▶ _Figure contents as structured data_:
begin

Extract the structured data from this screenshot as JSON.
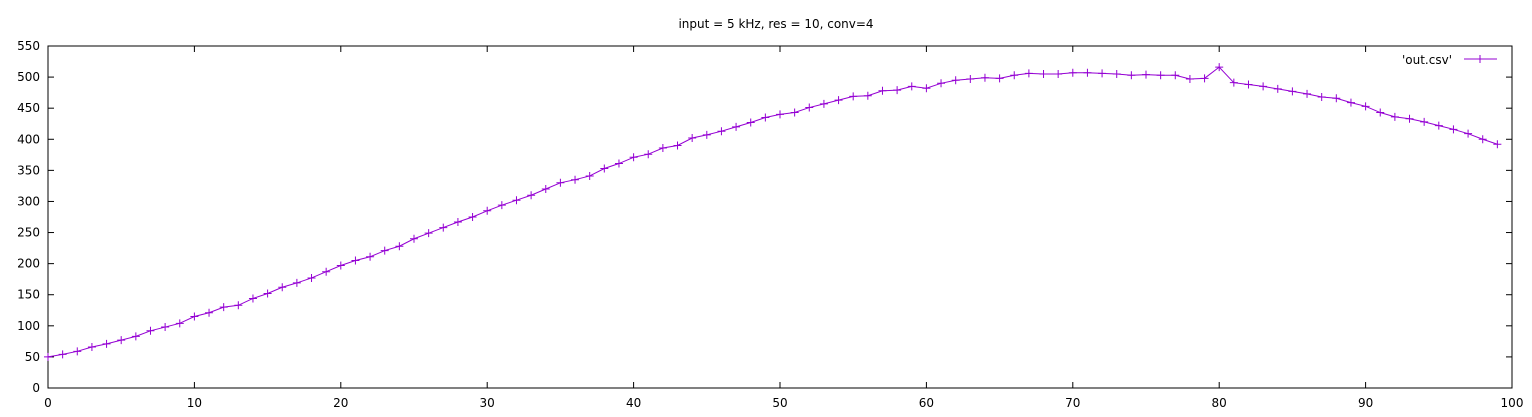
{
  "chart_data": {
    "type": "line",
    "title": "input = 5 kHz, res = 10, conv=4",
    "xlabel": "",
    "ylabel": "",
    "xlim": [
      0,
      100
    ],
    "ylim": [
      0,
      550
    ],
    "xticks": [
      0,
      10,
      20,
      30,
      40,
      50,
      60,
      70,
      80,
      90,
      100
    ],
    "yticks": [
      0,
      50,
      100,
      150,
      200,
      250,
      300,
      350,
      400,
      450,
      500,
      550
    ],
    "grid": false,
    "legend_position": "top-right",
    "marker": "plus",
    "series": [
      {
        "name": "'out.csv'",
        "color": "#9400D3",
        "x": [
          0,
          1,
          2,
          3,
          4,
          5,
          6,
          7,
          8,
          9,
          10,
          11,
          12,
          13,
          14,
          15,
          16,
          17,
          18,
          19,
          20,
          21,
          22,
          23,
          24,
          25,
          26,
          27,
          28,
          29,
          30,
          31,
          32,
          33,
          34,
          35,
          36,
          37,
          38,
          39,
          40,
          41,
          42,
          43,
          44,
          45,
          46,
          47,
          48,
          49,
          50,
          51,
          52,
          53,
          54,
          55,
          56,
          57,
          58,
          59,
          60,
          61,
          62,
          63,
          64,
          65,
          66,
          67,
          68,
          69,
          70,
          71,
          72,
          73,
          74,
          75,
          76,
          77,
          78,
          79,
          80,
          81,
          82,
          83,
          84,
          85,
          86,
          87,
          88,
          89,
          90,
          91,
          92,
          93,
          94,
          95,
          96,
          97,
          98,
          99
        ],
        "y": [
          50,
          54,
          59,
          66,
          71,
          77,
          83,
          92,
          98,
          104,
          115,
          121,
          130,
          133,
          144,
          152,
          162,
          169,
          177,
          187,
          197,
          205,
          211,
          221,
          228,
          240,
          249,
          258,
          267,
          275,
          285,
          294,
          302,
          310,
          320,
          330,
          335,
          341,
          353,
          361,
          371,
          376,
          386,
          390,
          402,
          407,
          413,
          420,
          427,
          435,
          440,
          443,
          451,
          457,
          463,
          469,
          470,
          478,
          479,
          485,
          482,
          490,
          495,
          497,
          499,
          498,
          503,
          506,
          505,
          505,
          507,
          507,
          506,
          505,
          503,
          504,
          503,
          503,
          497,
          498,
          516,
          491,
          488,
          485,
          481,
          477,
          473,
          468,
          466,
          459,
          453,
          443,
          436,
          433,
          428,
          422,
          416,
          409,
          400,
          392
        ]
      }
    ]
  }
}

end

▶ _THE PROBLEM_:
The records above are to be quoted exactly, with all pictures left out.

▶ _OUTPUT BELOW_:
Extract the structured data from this screenshot as JSON.
{
  "chart_data": {
    "type": "line",
    "title": "input = 5 kHz, res = 10, conv=4",
    "xlabel": "",
    "ylabel": "",
    "xlim": [
      0,
      100
    ],
    "ylim": [
      0,
      550
    ],
    "xticks": [
      0,
      10,
      20,
      30,
      40,
      50,
      60,
      70,
      80,
      90,
      100
    ],
    "yticks": [
      0,
      50,
      100,
      150,
      200,
      250,
      300,
      350,
      400,
      450,
      500,
      550
    ],
    "grid": false,
    "legend_position": "top-right",
    "marker": "plus",
    "series": [
      {
        "name": "'out.csv'",
        "color": "#9400D3",
        "x": [
          0,
          1,
          2,
          3,
          4,
          5,
          6,
          7,
          8,
          9,
          10,
          11,
          12,
          13,
          14,
          15,
          16,
          17,
          18,
          19,
          20,
          21,
          22,
          23,
          24,
          25,
          26,
          27,
          28,
          29,
          30,
          31,
          32,
          33,
          34,
          35,
          36,
          37,
          38,
          39,
          40,
          41,
          42,
          43,
          44,
          45,
          46,
          47,
          48,
          49,
          50,
          51,
          52,
          53,
          54,
          55,
          56,
          57,
          58,
          59,
          60,
          61,
          62,
          63,
          64,
          65,
          66,
          67,
          68,
          69,
          70,
          71,
          72,
          73,
          74,
          75,
          76,
          77,
          78,
          79,
          80,
          81,
          82,
          83,
          84,
          85,
          86,
          87,
          88,
          89,
          90,
          91,
          92,
          93,
          94,
          95,
          96,
          97,
          98,
          99
        ],
        "y": [
          50,
          54,
          59,
          66,
          71,
          77,
          83,
          92,
          98,
          104,
          115,
          121,
          130,
          133,
          144,
          152,
          162,
          169,
          177,
          187,
          197,
          205,
          211,
          221,
          228,
          240,
          249,
          258,
          267,
          275,
          285,
          294,
          302,
          310,
          320,
          330,
          335,
          341,
          353,
          361,
          371,
          376,
          386,
          390,
          402,
          407,
          413,
          420,
          427,
          435,
          440,
          443,
          451,
          457,
          463,
          469,
          470,
          478,
          479,
          485,
          482,
          490,
          495,
          497,
          499,
          498,
          503,
          506,
          505,
          505,
          507,
          507,
          506,
          505,
          503,
          504,
          503,
          503,
          497,
          498,
          516,
          491,
          488,
          485,
          481,
          477,
          473,
          468,
          466,
          459,
          453,
          443,
          436,
          433,
          428,
          422,
          416,
          409,
          400,
          392
        ]
      }
    ]
  }
}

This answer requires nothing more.